DIRECTIVE.
Give the number of lines in the records below that include "bookmarks", and nothing more.

EXERCISE INPUTS.
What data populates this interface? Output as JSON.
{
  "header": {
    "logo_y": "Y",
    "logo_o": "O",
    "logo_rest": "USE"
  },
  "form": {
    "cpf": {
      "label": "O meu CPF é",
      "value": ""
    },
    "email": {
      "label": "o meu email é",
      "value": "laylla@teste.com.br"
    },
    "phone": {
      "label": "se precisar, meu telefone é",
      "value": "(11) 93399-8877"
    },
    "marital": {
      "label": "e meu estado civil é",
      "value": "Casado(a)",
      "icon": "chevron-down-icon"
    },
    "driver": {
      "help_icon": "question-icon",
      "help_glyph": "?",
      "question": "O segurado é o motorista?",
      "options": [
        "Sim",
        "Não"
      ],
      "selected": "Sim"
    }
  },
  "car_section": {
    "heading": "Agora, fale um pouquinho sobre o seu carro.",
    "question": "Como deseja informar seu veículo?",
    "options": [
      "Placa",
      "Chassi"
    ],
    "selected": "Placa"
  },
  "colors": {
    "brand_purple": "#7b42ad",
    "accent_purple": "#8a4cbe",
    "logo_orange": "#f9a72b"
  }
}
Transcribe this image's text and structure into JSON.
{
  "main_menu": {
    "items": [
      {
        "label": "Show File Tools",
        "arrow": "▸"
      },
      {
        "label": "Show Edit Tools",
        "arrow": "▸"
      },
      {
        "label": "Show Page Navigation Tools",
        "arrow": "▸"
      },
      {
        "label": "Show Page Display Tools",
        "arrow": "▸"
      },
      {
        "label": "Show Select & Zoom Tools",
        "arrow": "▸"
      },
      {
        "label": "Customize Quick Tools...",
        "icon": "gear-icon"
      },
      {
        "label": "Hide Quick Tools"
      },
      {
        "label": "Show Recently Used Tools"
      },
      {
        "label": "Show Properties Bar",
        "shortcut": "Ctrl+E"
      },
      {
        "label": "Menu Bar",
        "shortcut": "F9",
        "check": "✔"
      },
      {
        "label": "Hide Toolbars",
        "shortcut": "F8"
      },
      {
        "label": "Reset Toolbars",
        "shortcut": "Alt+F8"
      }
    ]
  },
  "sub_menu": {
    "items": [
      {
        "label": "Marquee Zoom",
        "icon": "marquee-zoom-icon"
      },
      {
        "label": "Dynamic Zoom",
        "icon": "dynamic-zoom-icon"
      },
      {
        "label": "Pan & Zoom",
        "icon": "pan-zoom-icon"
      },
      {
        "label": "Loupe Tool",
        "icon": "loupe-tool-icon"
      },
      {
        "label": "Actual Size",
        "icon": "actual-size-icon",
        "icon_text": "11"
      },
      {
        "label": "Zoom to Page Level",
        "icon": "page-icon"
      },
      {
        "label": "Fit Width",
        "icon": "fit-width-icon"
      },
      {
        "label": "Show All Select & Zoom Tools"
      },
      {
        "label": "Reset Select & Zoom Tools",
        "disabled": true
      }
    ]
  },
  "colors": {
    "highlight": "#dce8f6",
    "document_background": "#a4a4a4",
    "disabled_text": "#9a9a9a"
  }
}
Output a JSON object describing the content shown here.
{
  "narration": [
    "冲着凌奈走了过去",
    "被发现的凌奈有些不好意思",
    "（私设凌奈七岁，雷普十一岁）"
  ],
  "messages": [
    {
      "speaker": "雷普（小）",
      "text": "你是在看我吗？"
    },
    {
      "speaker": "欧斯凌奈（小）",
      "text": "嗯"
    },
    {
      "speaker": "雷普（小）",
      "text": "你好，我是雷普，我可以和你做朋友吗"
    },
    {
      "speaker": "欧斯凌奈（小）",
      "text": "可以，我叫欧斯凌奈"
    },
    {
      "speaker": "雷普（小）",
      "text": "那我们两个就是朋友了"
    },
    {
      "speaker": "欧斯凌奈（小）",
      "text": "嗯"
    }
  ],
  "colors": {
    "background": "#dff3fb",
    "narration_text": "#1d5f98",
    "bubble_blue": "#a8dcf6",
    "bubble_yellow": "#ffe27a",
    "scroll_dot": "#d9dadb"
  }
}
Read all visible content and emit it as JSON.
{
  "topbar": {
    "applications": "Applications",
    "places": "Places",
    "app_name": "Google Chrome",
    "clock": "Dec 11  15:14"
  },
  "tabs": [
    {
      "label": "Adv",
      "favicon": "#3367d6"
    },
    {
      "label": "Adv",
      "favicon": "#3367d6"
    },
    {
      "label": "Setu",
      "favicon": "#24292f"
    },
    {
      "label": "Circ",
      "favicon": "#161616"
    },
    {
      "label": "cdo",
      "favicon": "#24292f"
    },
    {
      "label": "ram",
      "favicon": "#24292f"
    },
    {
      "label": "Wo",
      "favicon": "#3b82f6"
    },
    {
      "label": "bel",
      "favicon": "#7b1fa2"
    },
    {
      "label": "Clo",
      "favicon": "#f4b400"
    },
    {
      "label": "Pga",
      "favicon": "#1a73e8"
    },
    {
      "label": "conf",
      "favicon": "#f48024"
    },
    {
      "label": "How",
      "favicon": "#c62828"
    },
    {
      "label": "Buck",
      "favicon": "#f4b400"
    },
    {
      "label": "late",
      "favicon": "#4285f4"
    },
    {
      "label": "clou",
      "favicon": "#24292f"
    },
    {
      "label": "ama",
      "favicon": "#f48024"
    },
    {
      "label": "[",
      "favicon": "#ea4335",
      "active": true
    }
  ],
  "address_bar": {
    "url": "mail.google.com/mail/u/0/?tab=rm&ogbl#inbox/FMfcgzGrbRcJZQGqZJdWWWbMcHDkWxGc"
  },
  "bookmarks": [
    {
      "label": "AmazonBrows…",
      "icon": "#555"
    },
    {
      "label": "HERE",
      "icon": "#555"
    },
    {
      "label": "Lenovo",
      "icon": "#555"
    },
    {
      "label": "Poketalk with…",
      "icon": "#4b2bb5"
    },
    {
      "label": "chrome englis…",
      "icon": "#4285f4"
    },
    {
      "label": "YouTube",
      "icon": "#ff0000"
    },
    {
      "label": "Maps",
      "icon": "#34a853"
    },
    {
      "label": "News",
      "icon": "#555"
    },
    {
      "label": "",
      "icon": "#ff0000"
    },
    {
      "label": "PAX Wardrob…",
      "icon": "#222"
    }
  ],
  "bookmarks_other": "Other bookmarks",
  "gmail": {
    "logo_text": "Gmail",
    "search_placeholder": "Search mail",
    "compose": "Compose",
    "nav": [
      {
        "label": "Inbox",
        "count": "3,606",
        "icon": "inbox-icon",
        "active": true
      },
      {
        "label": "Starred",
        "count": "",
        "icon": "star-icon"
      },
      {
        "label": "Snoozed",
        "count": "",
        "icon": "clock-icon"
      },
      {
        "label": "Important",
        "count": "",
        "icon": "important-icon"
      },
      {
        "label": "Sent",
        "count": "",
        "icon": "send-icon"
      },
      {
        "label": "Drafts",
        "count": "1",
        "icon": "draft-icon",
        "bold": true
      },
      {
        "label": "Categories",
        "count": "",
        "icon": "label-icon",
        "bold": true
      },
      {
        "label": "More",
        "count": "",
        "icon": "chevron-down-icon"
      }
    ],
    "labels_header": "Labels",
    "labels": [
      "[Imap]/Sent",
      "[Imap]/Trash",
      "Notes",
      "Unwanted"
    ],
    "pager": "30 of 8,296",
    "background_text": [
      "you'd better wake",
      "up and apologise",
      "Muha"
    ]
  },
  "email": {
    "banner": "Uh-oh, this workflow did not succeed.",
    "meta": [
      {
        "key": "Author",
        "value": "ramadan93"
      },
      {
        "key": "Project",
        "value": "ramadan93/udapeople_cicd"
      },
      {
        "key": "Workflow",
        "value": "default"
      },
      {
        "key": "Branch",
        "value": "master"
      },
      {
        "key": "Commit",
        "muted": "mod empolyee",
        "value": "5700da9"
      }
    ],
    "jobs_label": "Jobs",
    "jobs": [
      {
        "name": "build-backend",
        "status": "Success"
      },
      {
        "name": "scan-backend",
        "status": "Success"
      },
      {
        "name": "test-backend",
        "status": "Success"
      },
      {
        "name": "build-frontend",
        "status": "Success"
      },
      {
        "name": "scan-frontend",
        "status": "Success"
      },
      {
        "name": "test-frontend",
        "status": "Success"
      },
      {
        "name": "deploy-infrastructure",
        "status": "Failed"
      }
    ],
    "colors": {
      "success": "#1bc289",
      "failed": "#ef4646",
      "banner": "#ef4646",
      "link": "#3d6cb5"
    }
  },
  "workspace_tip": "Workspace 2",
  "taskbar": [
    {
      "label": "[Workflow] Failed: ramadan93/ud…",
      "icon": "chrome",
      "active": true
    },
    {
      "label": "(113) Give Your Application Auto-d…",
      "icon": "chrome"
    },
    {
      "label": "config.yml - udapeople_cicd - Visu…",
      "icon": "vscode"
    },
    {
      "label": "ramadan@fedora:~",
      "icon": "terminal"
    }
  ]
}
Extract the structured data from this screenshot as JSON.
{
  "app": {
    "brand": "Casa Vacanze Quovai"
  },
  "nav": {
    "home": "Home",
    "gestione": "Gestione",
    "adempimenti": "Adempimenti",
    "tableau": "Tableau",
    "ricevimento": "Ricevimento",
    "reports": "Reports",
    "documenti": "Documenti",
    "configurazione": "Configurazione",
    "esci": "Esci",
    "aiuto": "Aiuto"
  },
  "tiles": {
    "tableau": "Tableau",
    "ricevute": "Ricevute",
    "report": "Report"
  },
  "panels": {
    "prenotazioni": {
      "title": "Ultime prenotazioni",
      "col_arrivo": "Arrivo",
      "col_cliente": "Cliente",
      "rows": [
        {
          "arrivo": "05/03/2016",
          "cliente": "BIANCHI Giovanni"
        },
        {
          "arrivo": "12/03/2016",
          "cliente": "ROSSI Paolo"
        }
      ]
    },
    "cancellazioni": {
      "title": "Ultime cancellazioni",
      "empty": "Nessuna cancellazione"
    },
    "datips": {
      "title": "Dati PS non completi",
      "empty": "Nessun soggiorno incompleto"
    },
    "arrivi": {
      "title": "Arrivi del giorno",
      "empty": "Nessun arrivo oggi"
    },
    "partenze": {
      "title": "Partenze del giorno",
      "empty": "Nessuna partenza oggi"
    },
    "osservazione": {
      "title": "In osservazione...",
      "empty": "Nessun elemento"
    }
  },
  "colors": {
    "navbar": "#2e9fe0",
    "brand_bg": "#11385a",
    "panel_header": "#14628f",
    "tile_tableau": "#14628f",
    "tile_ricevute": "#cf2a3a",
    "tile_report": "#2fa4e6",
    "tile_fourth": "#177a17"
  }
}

OUTPUT FOR THIS EXERCISE.
2